ТЕКСТ ДЛЯ ЧТЕНИЯ
^^^^^^^^^^^^^^^^

Своей челобитной Аввакум в известной мере удовлетворял ожидания бояр: трудно было бы отыскать более строгого обвинителя, более непримиримого врага патриарха. Но эта вражда, хотя и поддерживаемая личным озлоблением, носила все же по преимуществу принципиальный характер и шла слишком далеко: нападая на Никона, протопоп требовал отмены всех его “затеек”, замены исправленных книг старыми, восстановления прежних обрядов, отмененных или преобразованных патриархом, словом, являлся представителем известного направления, а не личным врагом Никона. Такие требования не входили в желания большинства бояр, не мог на них согласиться и Алексей Михайлович, слишком далеко зашедший по пути реформы, чтобы иметь еще возможность вернуться назад. Впрочем, на первый раз обнаружившееся различие во взглядах не повело за собою явного столкновения, так как расположение царя и бояр к протопопу было слишком сильно, им слишком горячо хотелось удержать при себе этого строгого ревнителя благочестия. Поэтому, обходя молчанием ту общую программу действий, какую выставил Аввакум, его попытались склонить к уступчивости путем лично ему оказываемых льгот и пожалований. В последних недостатка не было: царь, царица, многие бояре и духовные власти прислали протопопу от себя денег и припасов, от имени Алексея Михайловича ему обещано было место сперва духовника царского, затем – что гораздо более привлекало Аввакума – справщика на Печатном дворе, и в то же время царь прислал Родиона Стрешнева уговаривать Аввакума, чтобы он молчал и прекратил свои проповеди против церкви, по крайней мере, до собора, который обсудит дело никоновской реформы. Протопоп, тронутый лаской, прельщаемый надеждой, что ему будет поручено исправление книг, действительно как будто успокоился.

^^^^^^^^^^^^^^^^

ВОПРОСЫ И ЗАДАНИЯ
A: Какое обещанное место, согласно тексту об Аввакуме, привлекало протопопа гораздо больше, чем место царского духовника?
B: Продолжите текст об Аввакуме, начав сразу после его последнего предложения.

ЗАПИСАННЫЕ ДАННЫЕ
^^^^^^^^^^^^^^^^

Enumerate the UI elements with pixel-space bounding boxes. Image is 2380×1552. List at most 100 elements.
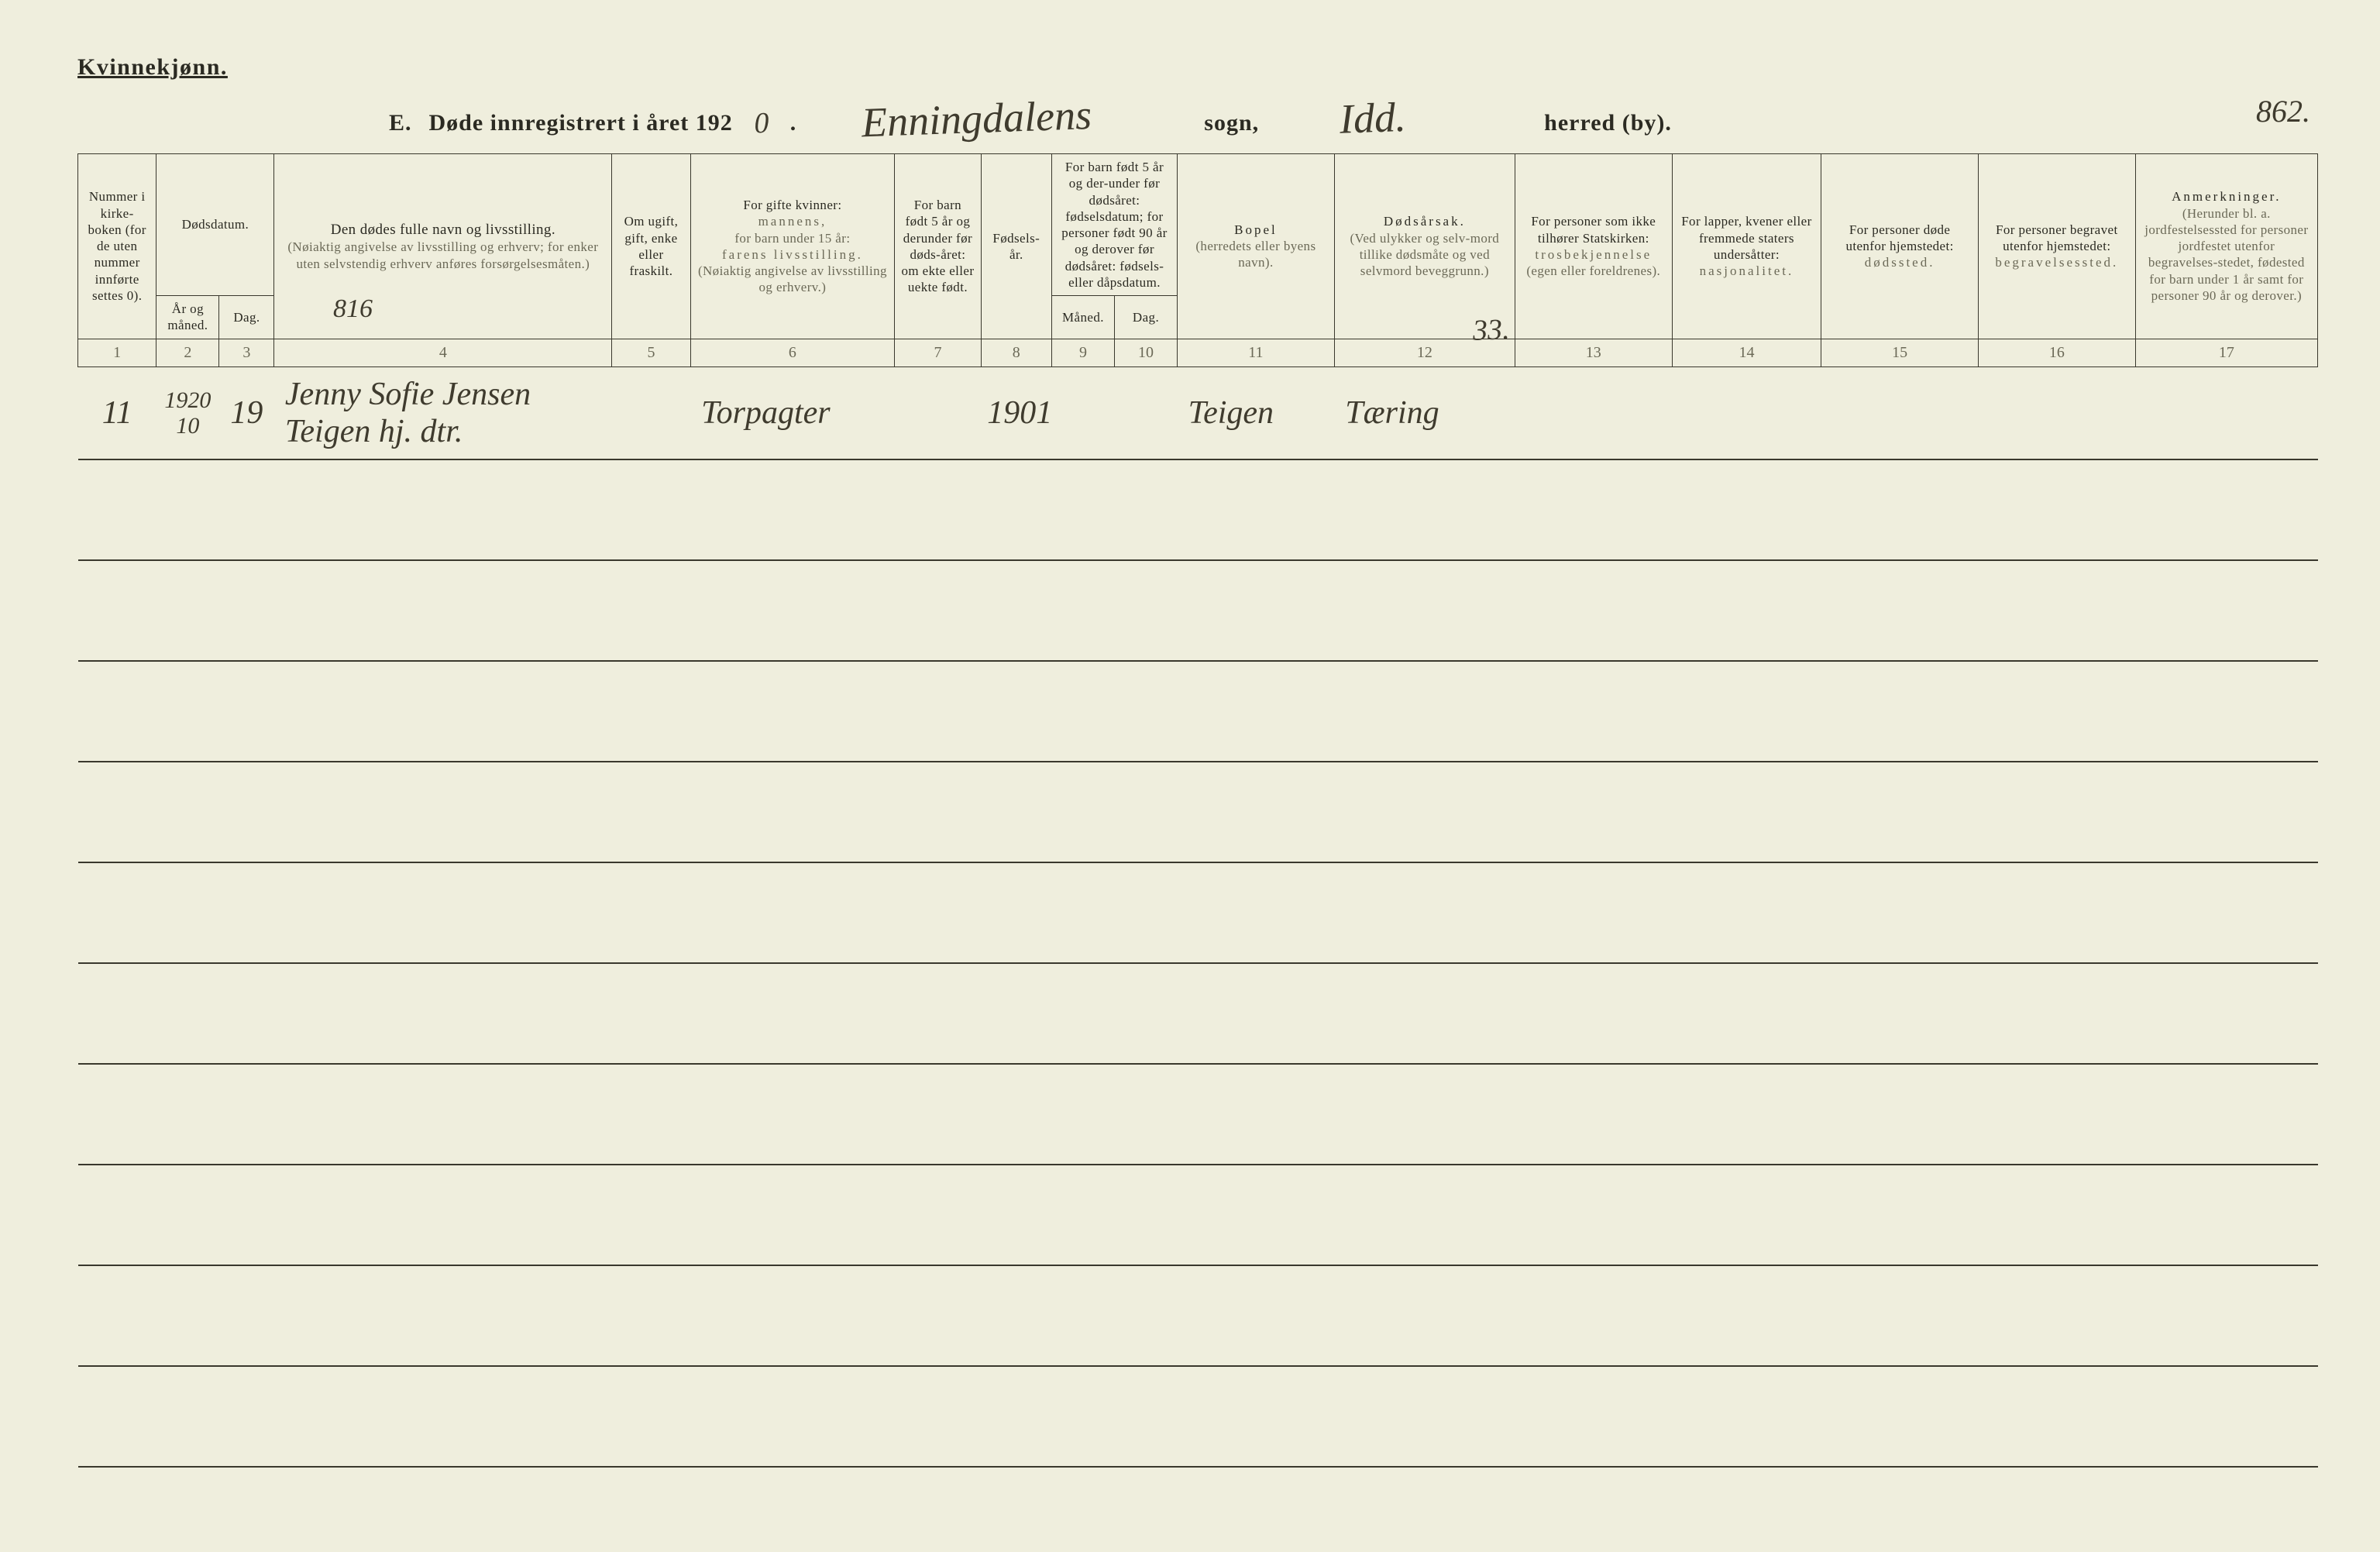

^^^^^^^^^^^^^^^^

ОТВЕТЫ К ЗАДАНИЯМ
A: Место справщика на Печатном дворе.

B:
Он зажил в Москве, дожидаясь того времени, когда ему будет, наконец, позволено приступить к делу восстановления церковной чистоты, и в ожидании сперва распространял свое учение лишь путем частных бесед и знакомств. Почти безвыходно жил он в доме духовной своей дочери, боярыни Федосьи Прокопьевны Морозовой, наставляя в вере ее и сестру ее, княгиню Евдокию Урусову, бывал у Анны Петровны Милославской, познакомился и сблизился с князем Иваном Хованским, с Юрием Алексеевичем Долгоруким и иными. Могучая фигура страдальца протопопа и в этом кругу высшего московского общества на многих производила сильное впечатление. “Отец Аввакум,– говорила впоследствии Морозова, выражая это впечатление,– истинный ученик Христов, понеже он страждет за закон Владыки своего и сего ради хотящим Богу угодити довлеет учения его послушати”. Многие из этих знакомцев протопопа сделались и его ревностными последователями, вместе с ним ужасались проникшей в недра русской церкви ереси и готовились бороться с ней, но не было у него другой такой горячей сторонницы, как Морозова. Молодая вдова, богатая и знатная, она еще раньше знакомства с протопопом все свои душевные силы отдала на подвиги благочестия в духе московской старины: окруженная громадной свитой слуг, количество которых в ее доме заходило за 200 человек, имея 8 тысяч душ крестьян, она пользовалась этим богатством только для того, чтобы щедрой рукой раздавать его неимущим, постоянно держала у себя в доме много убогих и нищих, а сама истязала плоть постом и молитвой и втайне от людей носила власяницу. На фанатическую проповедь Аввакума эта пылкая женщина отозвалась всем сердцем и вся ушла в созерцание объявшей Россию ереси и в борьбу с нею путем споров в знакомых домах с “никонианами”. А таких споров много велось тогда в Москве, и нередко приходилось участвовать в них и самому Аввакуму, особенно в доме Ртищева.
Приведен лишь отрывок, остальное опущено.